**Your goal:** How many lines of these entries hold the string "电能质量"? Answer with the number alone.

**Given records:**
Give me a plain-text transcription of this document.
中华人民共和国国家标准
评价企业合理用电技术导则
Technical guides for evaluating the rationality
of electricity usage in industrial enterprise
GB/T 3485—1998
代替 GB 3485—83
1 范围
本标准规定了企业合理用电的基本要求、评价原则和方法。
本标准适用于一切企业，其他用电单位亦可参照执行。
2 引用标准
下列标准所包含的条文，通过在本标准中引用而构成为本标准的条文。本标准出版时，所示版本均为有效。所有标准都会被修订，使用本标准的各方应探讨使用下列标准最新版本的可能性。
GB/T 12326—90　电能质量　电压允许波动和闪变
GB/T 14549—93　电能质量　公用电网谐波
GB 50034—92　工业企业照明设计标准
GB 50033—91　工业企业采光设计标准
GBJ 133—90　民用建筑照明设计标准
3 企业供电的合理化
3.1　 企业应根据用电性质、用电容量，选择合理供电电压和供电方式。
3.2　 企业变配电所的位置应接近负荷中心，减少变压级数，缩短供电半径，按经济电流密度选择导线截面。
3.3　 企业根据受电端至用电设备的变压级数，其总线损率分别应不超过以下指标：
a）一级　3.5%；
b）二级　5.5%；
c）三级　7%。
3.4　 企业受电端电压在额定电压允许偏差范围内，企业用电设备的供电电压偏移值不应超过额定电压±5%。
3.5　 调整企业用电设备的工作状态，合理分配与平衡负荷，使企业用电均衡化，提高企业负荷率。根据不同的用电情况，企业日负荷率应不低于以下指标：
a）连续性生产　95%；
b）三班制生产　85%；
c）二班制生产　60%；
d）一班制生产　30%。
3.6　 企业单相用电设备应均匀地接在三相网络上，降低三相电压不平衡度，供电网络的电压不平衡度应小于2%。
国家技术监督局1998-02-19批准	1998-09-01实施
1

**The output:** 2